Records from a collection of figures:
'''

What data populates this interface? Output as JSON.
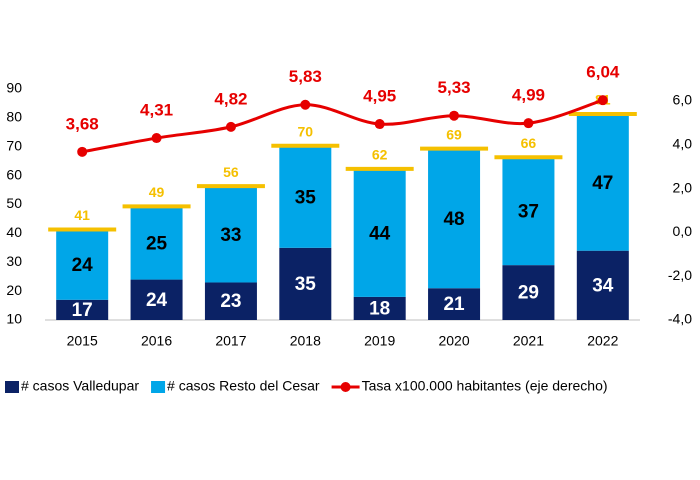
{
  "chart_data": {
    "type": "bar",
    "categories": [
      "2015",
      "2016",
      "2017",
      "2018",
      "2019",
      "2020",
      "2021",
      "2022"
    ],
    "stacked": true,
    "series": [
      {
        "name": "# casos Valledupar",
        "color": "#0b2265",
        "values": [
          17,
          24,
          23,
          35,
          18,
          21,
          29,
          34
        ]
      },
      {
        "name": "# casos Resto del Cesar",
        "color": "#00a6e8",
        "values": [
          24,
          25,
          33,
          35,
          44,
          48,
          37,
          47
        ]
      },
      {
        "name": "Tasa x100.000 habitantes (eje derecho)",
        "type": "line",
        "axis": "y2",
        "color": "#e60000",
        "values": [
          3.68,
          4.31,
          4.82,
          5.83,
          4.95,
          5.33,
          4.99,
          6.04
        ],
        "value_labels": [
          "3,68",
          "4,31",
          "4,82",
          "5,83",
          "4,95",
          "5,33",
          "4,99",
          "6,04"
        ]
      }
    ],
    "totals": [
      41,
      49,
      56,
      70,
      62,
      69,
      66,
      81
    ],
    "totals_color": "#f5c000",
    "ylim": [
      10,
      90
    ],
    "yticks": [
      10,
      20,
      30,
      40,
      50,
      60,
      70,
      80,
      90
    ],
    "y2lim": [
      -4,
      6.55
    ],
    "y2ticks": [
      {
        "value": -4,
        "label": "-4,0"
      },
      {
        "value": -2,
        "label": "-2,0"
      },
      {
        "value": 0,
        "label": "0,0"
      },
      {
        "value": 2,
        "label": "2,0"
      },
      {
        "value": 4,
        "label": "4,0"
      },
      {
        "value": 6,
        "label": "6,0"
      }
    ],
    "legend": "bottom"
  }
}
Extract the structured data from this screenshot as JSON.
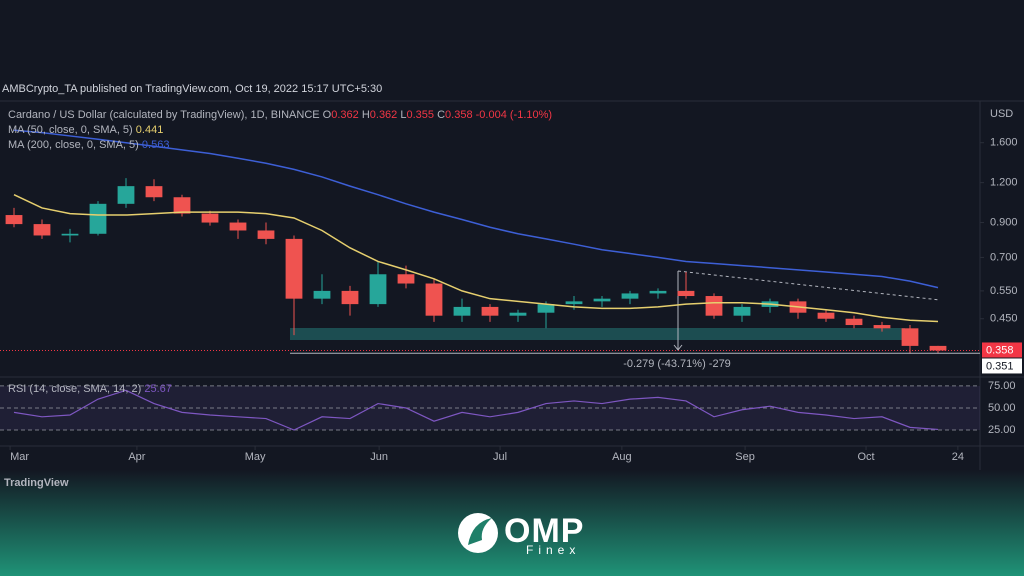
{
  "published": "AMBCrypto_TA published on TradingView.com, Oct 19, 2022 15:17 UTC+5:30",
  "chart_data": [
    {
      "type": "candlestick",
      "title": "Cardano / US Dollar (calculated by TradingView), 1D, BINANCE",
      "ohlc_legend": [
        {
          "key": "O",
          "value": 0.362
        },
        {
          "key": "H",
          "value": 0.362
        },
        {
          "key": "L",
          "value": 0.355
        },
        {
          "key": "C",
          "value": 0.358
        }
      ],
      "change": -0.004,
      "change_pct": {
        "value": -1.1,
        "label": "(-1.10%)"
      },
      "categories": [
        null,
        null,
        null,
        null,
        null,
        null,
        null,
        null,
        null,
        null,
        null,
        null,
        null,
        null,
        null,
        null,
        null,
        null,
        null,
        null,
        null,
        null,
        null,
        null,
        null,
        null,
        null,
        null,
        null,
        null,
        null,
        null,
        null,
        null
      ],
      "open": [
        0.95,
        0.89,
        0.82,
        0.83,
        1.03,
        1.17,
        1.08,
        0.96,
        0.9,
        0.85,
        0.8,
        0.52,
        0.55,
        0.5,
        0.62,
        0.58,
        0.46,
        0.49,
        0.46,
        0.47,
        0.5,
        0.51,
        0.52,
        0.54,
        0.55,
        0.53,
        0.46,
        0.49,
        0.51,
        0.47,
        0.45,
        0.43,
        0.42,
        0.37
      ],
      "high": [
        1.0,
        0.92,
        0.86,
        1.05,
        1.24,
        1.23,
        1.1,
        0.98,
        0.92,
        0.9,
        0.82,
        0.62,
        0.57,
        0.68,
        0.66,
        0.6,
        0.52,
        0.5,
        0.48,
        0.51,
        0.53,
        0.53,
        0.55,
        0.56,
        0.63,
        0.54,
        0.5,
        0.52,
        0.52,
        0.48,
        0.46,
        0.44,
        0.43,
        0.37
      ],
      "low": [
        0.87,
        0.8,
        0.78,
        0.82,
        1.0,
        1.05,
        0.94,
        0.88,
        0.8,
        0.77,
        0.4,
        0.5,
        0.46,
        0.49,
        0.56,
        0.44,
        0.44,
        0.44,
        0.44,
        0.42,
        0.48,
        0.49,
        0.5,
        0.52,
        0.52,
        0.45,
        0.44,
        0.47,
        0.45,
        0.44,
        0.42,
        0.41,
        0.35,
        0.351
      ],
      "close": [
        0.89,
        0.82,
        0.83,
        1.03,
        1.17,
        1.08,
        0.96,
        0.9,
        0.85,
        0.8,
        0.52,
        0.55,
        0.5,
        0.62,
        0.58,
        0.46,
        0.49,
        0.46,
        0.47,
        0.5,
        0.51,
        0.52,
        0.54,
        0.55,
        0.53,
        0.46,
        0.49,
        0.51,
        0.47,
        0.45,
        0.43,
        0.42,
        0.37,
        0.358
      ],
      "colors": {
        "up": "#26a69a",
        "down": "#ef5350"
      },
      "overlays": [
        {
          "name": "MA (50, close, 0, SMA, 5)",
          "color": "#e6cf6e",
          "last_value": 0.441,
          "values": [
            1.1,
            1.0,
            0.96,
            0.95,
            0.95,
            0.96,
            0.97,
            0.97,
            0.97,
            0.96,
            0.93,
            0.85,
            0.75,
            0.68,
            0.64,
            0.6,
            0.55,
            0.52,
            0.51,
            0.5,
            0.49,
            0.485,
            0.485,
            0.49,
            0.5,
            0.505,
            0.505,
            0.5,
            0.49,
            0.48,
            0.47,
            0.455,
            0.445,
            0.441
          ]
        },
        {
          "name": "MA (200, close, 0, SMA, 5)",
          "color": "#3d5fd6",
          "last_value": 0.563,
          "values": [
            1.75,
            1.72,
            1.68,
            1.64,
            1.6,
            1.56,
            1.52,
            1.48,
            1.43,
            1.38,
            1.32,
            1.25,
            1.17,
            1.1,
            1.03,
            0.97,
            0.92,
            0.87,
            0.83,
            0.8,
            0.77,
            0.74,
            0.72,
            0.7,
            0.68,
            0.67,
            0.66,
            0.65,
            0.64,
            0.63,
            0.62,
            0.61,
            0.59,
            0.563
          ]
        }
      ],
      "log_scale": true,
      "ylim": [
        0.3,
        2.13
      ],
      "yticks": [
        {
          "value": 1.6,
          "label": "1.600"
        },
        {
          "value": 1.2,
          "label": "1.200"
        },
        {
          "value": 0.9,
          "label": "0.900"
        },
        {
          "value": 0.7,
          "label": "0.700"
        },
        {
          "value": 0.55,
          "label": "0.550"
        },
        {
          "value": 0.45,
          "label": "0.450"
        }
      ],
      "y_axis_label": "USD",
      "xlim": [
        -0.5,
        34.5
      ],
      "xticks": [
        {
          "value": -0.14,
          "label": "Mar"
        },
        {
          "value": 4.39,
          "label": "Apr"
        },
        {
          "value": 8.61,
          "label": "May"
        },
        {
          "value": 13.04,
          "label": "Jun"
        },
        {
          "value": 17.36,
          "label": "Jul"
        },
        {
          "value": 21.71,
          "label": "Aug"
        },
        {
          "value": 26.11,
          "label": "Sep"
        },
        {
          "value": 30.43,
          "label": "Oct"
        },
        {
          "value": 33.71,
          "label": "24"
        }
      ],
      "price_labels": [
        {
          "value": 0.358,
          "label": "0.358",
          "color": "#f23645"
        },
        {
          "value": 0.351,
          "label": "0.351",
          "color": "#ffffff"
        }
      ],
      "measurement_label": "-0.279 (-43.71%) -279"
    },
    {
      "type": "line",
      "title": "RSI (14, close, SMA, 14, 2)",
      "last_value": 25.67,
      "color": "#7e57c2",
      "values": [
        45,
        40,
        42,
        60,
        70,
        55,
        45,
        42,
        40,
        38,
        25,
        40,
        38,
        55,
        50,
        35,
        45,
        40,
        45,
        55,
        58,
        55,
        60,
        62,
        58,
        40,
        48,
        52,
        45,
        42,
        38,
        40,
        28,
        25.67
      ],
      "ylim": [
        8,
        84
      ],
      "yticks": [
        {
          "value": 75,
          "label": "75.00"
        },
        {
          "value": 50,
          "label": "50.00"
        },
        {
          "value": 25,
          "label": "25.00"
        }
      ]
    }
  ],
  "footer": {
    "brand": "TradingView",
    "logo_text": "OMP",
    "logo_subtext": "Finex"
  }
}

'''
'''

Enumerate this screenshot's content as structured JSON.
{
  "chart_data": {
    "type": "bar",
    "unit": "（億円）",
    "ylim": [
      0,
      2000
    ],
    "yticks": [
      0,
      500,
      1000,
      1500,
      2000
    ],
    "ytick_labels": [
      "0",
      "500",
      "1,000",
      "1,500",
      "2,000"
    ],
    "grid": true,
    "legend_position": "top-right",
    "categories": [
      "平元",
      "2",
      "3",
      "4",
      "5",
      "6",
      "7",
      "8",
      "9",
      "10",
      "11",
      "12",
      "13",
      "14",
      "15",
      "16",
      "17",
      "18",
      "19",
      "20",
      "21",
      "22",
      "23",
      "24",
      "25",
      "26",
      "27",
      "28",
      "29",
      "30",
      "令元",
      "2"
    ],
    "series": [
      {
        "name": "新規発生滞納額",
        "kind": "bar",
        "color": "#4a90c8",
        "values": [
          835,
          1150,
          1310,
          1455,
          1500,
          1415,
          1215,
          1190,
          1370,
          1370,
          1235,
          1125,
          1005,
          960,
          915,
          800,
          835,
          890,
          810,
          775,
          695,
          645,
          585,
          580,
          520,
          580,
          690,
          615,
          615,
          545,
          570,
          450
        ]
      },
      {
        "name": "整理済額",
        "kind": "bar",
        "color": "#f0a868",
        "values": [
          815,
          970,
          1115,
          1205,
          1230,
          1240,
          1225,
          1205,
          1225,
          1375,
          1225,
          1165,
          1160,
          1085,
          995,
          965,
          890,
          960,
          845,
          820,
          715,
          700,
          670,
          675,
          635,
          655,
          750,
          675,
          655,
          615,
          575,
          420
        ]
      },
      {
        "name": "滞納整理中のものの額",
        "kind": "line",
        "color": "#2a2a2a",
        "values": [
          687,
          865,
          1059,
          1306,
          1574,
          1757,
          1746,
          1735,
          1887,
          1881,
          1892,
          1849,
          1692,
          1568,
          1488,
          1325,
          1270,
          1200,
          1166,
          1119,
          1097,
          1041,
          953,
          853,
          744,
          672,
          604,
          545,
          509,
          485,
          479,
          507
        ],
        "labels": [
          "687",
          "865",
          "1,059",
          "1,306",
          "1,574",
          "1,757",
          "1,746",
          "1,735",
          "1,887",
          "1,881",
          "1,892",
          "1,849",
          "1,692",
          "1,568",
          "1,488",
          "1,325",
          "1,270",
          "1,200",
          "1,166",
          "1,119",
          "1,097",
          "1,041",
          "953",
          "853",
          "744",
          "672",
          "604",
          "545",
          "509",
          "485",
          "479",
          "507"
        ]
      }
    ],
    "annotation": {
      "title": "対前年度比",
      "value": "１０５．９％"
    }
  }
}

'''
'''

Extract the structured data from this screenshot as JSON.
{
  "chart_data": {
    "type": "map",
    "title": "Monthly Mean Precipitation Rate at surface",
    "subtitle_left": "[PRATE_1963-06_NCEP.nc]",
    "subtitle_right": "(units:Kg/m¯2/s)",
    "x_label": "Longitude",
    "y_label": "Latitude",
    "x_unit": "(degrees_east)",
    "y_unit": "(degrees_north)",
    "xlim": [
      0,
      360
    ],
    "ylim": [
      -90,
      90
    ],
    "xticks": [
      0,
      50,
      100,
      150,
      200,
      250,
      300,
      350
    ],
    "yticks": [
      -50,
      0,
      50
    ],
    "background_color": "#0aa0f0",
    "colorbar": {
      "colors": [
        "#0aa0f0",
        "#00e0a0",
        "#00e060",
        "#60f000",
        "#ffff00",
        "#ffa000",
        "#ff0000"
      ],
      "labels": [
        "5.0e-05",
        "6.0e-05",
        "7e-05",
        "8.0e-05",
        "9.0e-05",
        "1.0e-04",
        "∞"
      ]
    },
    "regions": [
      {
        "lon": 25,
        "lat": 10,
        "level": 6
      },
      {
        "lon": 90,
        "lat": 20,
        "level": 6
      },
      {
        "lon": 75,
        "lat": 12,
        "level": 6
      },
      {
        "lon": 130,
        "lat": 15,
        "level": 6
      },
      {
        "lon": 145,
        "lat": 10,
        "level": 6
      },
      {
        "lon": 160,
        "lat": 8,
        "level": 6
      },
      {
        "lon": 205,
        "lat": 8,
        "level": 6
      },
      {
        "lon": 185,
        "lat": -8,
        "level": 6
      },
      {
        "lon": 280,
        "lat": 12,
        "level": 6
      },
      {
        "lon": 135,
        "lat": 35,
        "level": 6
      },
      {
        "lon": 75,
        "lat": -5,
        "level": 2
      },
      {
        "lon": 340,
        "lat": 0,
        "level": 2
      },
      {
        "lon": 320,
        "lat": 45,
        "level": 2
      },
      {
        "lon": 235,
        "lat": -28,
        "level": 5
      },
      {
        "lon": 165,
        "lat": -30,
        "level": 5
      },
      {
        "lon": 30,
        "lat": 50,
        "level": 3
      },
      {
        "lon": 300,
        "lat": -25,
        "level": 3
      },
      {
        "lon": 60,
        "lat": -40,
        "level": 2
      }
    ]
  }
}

'''

Work required
From the data, pick out every line that includes "this".

Task result
What data populates this interface? Output as JSON.
Extract the structured data from this screenshot as JSON.
Enumerate this screenshot's content as structured JSON.
Extract the structured data from this screenshot as JSON.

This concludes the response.